- _Requirement_
Copy every line from the material below that holds "Измеряют".
── Records shown
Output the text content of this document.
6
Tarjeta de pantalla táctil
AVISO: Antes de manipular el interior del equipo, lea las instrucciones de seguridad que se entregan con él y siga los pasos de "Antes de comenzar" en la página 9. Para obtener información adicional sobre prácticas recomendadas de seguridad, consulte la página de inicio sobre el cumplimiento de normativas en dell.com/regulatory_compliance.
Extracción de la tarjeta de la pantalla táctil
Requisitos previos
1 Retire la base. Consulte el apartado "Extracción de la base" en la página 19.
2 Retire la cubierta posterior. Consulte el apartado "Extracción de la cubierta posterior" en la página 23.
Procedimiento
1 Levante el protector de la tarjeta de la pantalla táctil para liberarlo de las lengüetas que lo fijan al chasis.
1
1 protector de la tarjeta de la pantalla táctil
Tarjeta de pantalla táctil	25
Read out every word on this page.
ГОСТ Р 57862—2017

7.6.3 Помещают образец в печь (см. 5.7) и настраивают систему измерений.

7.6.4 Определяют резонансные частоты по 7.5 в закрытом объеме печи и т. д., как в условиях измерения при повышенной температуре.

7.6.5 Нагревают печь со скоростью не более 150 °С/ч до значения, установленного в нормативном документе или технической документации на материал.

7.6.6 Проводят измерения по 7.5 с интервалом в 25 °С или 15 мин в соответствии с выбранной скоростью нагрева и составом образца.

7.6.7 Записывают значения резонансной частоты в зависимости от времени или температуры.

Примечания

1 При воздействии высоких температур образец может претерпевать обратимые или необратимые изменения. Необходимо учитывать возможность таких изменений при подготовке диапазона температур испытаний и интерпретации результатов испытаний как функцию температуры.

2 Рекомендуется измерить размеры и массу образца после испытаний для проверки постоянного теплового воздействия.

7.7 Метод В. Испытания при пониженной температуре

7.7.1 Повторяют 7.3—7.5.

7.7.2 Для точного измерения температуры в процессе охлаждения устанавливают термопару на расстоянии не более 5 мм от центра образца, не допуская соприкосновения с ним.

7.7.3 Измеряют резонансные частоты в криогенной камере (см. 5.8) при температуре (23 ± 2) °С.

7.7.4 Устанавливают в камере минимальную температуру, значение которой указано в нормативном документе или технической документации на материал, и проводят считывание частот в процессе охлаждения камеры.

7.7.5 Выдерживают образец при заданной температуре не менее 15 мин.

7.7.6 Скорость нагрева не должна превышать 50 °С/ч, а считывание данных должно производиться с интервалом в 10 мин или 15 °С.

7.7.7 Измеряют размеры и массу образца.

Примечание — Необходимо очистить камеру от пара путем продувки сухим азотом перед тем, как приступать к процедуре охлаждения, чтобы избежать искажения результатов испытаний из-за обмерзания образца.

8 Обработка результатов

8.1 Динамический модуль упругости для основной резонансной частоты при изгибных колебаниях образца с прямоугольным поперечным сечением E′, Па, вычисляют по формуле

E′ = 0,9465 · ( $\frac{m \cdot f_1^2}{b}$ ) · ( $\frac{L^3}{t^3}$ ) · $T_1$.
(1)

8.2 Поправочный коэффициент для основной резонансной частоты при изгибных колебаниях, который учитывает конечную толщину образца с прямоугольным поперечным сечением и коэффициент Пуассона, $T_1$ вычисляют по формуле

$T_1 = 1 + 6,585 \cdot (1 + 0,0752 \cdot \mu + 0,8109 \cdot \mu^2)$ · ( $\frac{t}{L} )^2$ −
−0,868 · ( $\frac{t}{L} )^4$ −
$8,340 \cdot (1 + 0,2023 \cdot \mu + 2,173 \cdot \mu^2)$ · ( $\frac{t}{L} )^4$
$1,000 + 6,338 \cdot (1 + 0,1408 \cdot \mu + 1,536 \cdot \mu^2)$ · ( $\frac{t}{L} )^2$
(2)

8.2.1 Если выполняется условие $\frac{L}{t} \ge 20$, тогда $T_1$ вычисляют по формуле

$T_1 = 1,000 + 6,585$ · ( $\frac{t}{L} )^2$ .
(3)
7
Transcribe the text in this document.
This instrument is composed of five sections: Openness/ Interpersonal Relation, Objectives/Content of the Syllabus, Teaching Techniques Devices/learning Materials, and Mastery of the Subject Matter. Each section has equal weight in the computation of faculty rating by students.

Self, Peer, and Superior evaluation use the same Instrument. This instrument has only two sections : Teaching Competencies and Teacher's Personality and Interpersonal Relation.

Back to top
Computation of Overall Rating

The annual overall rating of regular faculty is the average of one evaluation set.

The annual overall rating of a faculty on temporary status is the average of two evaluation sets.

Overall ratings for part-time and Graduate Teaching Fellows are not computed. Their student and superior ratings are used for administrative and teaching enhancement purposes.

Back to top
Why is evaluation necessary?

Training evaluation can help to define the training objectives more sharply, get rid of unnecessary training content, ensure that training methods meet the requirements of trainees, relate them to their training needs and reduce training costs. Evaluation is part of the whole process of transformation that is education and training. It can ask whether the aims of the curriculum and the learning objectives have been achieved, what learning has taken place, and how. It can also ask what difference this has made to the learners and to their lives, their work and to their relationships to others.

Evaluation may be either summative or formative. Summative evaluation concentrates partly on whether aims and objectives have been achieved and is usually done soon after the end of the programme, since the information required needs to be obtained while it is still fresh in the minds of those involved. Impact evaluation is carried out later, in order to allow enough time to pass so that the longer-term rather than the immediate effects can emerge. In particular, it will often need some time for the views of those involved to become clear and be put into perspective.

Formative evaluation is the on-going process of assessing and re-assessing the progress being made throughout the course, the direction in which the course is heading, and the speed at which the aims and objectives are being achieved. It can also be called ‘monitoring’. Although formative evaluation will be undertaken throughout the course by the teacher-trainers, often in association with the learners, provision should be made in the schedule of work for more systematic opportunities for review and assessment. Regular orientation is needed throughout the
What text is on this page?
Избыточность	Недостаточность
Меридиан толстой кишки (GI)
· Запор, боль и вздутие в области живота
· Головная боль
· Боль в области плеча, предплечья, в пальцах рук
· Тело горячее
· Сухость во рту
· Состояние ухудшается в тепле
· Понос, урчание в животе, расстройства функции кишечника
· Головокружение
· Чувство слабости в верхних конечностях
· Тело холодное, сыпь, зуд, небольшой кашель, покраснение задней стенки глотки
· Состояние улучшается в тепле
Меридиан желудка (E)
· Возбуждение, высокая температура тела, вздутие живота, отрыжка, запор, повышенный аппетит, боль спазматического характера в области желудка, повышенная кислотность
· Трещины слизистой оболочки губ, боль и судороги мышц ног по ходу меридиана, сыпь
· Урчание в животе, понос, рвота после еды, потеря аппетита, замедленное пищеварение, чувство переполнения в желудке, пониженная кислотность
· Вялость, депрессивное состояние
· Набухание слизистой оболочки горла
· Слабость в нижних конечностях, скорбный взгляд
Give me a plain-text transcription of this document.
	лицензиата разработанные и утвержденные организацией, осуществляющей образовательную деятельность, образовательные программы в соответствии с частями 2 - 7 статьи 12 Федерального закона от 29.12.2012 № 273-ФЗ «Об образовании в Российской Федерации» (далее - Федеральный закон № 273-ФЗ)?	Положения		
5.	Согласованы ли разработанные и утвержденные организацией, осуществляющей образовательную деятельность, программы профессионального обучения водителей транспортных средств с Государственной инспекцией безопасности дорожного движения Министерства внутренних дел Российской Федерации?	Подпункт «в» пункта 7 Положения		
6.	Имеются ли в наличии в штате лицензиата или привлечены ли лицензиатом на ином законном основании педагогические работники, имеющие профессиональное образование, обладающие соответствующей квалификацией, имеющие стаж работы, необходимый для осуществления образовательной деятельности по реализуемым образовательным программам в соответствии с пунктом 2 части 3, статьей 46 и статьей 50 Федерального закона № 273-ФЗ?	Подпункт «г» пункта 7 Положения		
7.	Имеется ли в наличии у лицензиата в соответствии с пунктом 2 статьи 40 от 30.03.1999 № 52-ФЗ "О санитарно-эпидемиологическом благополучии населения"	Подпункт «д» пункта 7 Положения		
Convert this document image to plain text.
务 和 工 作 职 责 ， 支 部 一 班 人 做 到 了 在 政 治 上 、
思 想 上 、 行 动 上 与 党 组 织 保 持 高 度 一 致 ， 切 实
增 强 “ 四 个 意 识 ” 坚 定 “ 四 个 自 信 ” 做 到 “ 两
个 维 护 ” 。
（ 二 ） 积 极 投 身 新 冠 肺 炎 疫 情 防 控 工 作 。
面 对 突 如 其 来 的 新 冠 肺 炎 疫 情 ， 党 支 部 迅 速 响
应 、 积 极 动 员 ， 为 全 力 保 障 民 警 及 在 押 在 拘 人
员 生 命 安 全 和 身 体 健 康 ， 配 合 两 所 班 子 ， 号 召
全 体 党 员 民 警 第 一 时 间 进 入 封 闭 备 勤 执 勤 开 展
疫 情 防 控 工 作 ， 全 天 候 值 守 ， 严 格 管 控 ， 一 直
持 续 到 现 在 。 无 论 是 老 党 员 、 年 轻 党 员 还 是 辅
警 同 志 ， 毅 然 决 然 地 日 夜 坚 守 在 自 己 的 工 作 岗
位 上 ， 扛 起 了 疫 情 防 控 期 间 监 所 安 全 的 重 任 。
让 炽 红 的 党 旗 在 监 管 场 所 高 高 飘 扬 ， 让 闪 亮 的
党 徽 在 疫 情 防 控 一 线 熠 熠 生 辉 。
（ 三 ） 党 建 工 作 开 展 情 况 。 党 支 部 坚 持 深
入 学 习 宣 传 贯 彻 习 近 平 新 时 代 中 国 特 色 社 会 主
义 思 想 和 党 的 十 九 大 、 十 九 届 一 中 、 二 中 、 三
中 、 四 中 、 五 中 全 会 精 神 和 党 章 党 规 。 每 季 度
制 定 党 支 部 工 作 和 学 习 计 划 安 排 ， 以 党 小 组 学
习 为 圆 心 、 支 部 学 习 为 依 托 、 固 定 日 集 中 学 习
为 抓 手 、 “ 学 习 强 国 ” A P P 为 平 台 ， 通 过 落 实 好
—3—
────
- _Response to the task_
7.7.3 Измеряют резонансные частоты в криогенной камере (см. 5.8) при температуре (23 ± 2) °С.
7.7.7 Измеряют размеры и массу образца.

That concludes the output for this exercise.